**Written request**
Pick out each line of the records that includes the string "JSON", and copy it.

**Data shown**
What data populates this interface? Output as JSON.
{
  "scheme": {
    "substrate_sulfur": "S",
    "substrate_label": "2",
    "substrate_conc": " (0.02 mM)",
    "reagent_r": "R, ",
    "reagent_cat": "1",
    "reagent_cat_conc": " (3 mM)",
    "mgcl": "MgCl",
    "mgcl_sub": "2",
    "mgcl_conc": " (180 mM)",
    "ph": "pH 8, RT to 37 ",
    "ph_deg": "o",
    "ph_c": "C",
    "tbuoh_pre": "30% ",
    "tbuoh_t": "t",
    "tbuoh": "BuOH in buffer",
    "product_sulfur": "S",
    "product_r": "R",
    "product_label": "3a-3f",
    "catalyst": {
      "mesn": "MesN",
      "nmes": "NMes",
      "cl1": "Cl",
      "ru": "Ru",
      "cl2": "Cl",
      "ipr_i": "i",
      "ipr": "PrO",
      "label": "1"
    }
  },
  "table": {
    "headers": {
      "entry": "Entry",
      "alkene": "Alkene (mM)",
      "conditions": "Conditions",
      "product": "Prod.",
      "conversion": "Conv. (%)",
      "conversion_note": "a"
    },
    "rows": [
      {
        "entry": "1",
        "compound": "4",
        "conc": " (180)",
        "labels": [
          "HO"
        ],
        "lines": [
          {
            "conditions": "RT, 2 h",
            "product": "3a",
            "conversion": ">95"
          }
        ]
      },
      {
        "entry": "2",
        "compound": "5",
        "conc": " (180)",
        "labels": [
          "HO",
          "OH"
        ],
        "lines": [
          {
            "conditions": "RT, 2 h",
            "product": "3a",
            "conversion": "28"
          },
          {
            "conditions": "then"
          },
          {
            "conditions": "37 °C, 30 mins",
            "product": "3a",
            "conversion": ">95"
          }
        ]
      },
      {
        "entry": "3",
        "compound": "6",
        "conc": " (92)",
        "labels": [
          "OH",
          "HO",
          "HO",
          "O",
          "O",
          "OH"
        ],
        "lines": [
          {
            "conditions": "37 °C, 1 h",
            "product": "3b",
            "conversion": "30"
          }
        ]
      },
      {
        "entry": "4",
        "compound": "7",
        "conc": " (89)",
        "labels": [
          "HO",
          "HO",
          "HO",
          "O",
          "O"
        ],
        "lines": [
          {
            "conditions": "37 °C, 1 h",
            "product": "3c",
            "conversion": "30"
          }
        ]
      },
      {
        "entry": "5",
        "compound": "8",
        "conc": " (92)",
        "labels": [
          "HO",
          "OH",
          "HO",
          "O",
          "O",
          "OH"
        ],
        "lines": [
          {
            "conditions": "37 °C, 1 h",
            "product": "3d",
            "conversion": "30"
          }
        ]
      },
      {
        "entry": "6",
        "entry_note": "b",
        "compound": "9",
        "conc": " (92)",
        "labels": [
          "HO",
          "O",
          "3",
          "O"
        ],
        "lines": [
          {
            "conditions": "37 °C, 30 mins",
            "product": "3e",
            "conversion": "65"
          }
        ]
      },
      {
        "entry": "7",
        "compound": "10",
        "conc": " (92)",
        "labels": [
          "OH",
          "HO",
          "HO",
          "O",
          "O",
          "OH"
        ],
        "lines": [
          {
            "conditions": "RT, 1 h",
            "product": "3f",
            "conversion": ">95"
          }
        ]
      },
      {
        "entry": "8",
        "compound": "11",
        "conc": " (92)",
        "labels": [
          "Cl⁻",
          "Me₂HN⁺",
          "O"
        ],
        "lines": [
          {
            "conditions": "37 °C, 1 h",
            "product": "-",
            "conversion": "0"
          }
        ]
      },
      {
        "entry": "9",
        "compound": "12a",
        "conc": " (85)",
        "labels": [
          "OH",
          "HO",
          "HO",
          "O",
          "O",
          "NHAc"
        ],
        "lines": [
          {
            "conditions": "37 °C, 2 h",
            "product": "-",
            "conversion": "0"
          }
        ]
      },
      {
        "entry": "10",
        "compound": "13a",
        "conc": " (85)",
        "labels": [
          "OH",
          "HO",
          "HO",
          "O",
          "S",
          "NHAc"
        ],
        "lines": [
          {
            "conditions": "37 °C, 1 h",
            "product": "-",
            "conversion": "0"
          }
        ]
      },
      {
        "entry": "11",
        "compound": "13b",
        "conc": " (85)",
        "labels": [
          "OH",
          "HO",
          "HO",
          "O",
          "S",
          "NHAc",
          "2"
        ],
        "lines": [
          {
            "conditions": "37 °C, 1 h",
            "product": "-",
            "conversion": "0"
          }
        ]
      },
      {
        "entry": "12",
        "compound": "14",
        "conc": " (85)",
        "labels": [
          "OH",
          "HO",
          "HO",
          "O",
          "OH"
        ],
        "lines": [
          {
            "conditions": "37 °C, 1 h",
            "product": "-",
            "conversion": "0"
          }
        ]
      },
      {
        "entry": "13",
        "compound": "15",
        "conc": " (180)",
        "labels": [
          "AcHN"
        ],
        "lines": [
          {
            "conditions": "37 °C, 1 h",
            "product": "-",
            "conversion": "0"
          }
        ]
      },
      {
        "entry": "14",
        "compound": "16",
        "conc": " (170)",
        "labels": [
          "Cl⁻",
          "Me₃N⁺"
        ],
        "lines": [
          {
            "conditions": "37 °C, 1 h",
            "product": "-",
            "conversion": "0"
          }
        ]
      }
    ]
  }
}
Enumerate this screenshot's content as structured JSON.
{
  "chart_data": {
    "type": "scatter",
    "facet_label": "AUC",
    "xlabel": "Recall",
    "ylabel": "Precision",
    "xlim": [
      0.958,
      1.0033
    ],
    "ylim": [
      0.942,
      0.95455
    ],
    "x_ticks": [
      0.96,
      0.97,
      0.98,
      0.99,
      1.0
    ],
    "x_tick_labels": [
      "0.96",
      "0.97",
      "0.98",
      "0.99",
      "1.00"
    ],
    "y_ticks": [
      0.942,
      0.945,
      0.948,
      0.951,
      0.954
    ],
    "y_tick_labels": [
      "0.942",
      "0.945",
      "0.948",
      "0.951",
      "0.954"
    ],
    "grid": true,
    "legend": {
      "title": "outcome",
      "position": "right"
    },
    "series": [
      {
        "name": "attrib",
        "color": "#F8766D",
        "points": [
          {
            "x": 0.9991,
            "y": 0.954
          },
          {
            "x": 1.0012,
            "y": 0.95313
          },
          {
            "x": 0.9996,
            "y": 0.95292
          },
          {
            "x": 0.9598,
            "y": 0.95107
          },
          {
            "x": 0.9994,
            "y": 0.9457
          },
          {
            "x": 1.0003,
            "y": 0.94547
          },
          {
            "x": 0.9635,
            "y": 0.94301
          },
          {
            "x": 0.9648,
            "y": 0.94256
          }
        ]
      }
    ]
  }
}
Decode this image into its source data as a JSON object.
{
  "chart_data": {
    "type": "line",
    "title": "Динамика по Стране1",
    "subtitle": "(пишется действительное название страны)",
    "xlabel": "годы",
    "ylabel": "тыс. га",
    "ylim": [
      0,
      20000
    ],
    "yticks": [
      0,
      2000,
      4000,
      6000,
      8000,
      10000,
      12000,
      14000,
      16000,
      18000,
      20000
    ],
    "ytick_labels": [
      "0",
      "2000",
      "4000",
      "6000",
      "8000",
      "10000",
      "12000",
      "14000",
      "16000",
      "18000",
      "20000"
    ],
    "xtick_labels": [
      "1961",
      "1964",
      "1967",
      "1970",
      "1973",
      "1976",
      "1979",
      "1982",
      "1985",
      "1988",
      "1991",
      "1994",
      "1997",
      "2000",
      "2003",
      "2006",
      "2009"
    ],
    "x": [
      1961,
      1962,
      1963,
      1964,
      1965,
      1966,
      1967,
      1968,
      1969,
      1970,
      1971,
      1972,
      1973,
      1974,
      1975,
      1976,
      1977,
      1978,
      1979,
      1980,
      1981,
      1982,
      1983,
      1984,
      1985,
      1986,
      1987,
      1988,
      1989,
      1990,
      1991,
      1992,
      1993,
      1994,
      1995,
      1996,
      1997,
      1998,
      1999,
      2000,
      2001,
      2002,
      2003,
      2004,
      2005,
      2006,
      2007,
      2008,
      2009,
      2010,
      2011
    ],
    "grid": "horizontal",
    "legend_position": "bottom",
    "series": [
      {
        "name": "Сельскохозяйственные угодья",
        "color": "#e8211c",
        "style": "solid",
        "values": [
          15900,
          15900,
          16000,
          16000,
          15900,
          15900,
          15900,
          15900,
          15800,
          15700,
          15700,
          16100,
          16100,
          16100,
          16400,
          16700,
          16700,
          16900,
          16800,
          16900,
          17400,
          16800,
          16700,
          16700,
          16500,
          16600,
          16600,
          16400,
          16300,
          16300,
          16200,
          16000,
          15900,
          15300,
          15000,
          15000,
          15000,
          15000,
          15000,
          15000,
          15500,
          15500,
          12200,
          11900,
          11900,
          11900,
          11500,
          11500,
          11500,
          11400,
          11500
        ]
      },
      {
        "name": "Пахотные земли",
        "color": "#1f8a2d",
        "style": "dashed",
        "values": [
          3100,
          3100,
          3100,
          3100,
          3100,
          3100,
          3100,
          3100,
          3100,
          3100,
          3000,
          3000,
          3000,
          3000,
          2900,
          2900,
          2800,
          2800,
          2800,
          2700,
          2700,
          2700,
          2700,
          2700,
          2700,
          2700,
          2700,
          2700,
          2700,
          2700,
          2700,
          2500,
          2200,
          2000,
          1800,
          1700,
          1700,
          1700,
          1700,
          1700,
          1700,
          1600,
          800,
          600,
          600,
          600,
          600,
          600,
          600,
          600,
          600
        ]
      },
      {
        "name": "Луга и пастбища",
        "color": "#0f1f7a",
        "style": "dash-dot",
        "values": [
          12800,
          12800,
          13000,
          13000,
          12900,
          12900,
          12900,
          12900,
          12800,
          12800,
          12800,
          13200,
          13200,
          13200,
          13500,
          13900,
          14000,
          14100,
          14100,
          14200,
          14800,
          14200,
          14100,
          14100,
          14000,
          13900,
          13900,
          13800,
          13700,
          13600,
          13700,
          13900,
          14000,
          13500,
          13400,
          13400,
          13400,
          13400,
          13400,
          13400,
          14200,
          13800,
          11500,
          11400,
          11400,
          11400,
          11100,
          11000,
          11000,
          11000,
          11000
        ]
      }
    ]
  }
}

**Solution for this task**
What data populates this interface? Output as JSON.
Enumerate this screenshot's content as structured JSON.
Decode this image into its source data as a JSON object.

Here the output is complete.